EXERCISE: In the article about Chris Butler, for which band was Butler the prime songwriter?

Before college rock was a lifestyle, before it was even a cult, before it was even a rumor, there were people like Chris Butler.

Chris Butler

Throughout the country in the early to mid 1970s, these people comprised an invisible minority shaping the future. They were long-hairs and short-hairs, huddled in university pubs or music and art high schools, lone-gunmen selling fanzines outside of old vaudeville houses, rabid fans of music that was barely on the radar being inspired to make music even further below detection. These pioneers absorbed all the more eccentric, exquisite and gorgeously culty musical traits of the 1960s – from Beefheart to the Byrds, from Gram Parson to the Grateful Dead, from Gong to the Move – and used the fertile Petri dishes of American college towns and cheap-rent dead cities to create the foundation of American independent music.

For Chris Butler, Ohio – specifically Akron, Cleveland, and Kent State – was where (far away from the dope sparks of the high-heeled boys in New York) Butler and his band, Tin Huey, began to invent American college rock (in collaboration with friends, compatriots, and fellow travelers like Pere Ubu, Devo, the Rubber City Rebels, the Bizarros, Rocket from the Tombs, and many etceteras). Like a similar scene being developed just a little bit later in Winston, Salem North Carolina, the music made by these bands would directly lead to some of the most high-profile college rock and punk rock of the 1970s, ‘80s, and ‘90s. Seriously, if you want to see where the sound of Our Generation came from, don’t look at the Bowery or the Sunset Strip: look at North Carolina and Ohio in the early and mid-1970s.

The Waitresses. Chris Butler, second from right.

Chris Butler of Tin Huey went on to significant commercial success with the Waitresses (for whom he was the prime songwriter), but I have come not to rattle off Butler’s credits or bona fides, but to talk about his extraordinary new record, Easy Life.

Easy Life is vastly original, profoundly moving, deeply personally yet extraordinarily universal; it concerns itself with the most intimate, common, and human experiences and the most rare, historic, and tragic occurrences. Simply put, Easy Life is a concept album – actually, perhaps more of a biography in music, maybe even a (dreaded/dreadful word!) rock opera – about a young man coming to college at the end of the 1960s; his experiences are deliciously familiar, as he discovers freedom, sleeping late, girls, responsibility, evading responsibility, drugs, drink, and sex; but then the young man is centrally and integrally caught up in one of the signal events of the era: on May 4, 1970, the National Guard fired 67 rounds in 13 seconds on a group of unarmed students protesting the Vietnam War, killing four and profoundly wounding nine others. Butler was an eyewitness and a participant in the demonstration that was attacked. After the assault on the unarmed protesters, one of Butler’s best friends, Jeffery Miller, lay among the dead.

The United States of America, May 4, 1970, Kent, Ohio.

RAW DATA:
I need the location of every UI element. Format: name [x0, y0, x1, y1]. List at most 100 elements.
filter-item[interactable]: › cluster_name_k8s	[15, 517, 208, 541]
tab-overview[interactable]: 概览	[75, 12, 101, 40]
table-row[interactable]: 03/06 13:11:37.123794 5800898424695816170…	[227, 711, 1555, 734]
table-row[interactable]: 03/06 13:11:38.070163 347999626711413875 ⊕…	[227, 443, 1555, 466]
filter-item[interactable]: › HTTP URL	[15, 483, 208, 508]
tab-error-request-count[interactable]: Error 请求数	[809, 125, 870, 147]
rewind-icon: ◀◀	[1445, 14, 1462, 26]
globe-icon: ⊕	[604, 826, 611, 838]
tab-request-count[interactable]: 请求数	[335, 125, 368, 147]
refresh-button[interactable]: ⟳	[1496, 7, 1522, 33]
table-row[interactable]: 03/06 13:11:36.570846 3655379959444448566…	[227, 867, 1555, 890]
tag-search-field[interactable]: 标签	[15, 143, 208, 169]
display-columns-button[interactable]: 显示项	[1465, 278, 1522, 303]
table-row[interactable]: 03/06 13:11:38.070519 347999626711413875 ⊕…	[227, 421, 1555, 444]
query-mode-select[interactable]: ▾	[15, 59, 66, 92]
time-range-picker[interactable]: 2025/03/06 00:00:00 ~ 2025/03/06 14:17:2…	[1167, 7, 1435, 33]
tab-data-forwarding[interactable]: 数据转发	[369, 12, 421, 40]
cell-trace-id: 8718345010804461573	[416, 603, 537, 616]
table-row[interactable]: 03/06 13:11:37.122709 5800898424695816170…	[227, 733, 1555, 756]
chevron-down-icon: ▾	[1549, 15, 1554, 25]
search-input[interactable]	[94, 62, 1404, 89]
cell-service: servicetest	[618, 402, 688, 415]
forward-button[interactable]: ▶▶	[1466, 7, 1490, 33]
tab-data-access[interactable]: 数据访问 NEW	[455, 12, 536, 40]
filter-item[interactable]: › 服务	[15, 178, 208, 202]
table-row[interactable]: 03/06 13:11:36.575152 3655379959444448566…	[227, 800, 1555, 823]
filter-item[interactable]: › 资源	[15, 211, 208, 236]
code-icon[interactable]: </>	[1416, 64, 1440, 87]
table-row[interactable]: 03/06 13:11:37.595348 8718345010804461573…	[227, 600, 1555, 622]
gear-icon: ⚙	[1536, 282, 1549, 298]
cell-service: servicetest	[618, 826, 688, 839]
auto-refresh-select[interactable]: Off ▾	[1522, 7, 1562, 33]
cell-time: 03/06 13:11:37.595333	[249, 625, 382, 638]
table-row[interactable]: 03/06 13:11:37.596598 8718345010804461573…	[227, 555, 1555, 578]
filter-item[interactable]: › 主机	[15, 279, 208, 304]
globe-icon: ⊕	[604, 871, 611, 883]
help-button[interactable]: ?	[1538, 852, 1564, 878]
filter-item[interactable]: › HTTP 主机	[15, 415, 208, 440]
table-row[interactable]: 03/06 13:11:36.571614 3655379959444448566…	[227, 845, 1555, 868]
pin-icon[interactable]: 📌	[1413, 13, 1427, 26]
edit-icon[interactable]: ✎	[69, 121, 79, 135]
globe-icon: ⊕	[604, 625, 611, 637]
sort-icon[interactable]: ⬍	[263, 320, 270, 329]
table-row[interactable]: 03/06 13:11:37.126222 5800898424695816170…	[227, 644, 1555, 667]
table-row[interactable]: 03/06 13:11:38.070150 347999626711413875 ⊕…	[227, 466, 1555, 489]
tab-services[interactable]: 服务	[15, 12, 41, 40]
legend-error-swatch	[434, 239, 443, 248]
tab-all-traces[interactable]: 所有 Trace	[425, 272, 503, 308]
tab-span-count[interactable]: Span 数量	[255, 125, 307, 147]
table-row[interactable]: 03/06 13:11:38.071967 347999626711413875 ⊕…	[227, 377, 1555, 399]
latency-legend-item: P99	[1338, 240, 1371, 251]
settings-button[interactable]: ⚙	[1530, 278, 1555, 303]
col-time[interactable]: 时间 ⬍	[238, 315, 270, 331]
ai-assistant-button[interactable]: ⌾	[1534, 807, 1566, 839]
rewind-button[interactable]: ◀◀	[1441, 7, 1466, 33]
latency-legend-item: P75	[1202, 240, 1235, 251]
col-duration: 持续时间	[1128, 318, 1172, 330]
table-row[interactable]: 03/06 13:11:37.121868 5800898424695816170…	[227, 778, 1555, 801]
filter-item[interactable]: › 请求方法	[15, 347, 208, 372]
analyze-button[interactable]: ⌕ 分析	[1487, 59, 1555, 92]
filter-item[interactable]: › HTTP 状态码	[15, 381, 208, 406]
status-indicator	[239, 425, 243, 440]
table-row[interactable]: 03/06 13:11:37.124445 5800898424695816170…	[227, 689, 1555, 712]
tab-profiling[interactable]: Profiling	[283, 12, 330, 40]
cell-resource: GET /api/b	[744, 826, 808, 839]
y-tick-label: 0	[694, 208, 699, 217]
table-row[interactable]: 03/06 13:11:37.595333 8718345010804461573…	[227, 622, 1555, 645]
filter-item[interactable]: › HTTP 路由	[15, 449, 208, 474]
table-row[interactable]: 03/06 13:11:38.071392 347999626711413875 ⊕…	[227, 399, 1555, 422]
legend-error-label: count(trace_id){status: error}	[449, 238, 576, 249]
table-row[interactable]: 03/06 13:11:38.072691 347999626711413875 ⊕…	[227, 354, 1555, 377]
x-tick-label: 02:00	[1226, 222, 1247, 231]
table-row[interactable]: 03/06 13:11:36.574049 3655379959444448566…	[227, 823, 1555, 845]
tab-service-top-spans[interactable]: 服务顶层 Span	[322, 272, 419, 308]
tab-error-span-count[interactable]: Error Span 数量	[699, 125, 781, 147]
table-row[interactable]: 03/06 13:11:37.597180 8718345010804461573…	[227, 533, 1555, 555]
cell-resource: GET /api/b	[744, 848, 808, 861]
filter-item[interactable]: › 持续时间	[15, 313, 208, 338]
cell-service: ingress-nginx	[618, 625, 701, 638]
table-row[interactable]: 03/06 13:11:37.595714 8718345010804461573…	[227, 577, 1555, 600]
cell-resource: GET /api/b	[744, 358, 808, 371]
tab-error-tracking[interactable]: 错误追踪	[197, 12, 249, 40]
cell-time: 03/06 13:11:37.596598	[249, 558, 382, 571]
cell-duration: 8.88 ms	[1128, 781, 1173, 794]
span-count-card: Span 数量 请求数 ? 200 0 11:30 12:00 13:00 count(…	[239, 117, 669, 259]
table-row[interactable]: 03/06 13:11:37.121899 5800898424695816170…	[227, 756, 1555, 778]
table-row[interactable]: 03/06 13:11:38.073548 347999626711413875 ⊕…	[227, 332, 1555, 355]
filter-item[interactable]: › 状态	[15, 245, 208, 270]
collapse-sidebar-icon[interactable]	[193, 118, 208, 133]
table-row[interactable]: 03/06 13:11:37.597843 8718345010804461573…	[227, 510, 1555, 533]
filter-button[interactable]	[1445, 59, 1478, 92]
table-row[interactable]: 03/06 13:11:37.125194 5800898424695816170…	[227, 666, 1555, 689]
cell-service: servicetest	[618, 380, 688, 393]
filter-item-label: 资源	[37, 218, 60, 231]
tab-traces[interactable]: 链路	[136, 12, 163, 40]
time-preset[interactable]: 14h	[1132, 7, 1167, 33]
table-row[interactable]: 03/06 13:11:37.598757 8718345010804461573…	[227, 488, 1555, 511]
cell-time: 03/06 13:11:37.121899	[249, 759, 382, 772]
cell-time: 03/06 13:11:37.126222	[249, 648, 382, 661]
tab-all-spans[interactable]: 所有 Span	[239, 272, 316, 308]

THE REPLY: The Waitresses